# Start of EXCERPTED RECORDS

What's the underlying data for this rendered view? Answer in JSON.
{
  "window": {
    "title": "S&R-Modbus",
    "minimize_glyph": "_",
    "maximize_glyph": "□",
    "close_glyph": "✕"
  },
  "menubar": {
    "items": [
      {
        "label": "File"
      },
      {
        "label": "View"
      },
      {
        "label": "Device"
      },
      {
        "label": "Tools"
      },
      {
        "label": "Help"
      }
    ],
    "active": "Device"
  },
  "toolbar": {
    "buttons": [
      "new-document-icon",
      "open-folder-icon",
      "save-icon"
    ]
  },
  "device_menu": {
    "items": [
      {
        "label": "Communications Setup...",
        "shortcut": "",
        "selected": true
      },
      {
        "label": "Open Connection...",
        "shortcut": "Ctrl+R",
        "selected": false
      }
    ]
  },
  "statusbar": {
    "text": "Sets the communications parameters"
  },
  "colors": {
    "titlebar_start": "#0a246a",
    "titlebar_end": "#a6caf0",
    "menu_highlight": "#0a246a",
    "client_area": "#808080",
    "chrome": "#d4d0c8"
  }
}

# End of EXCERPTED RECORDS

EXERCISE INSTRUCTIONS
Above are lines of data; state how many of them contain the word "icon", with no other output.

CORRECT ANSWER
3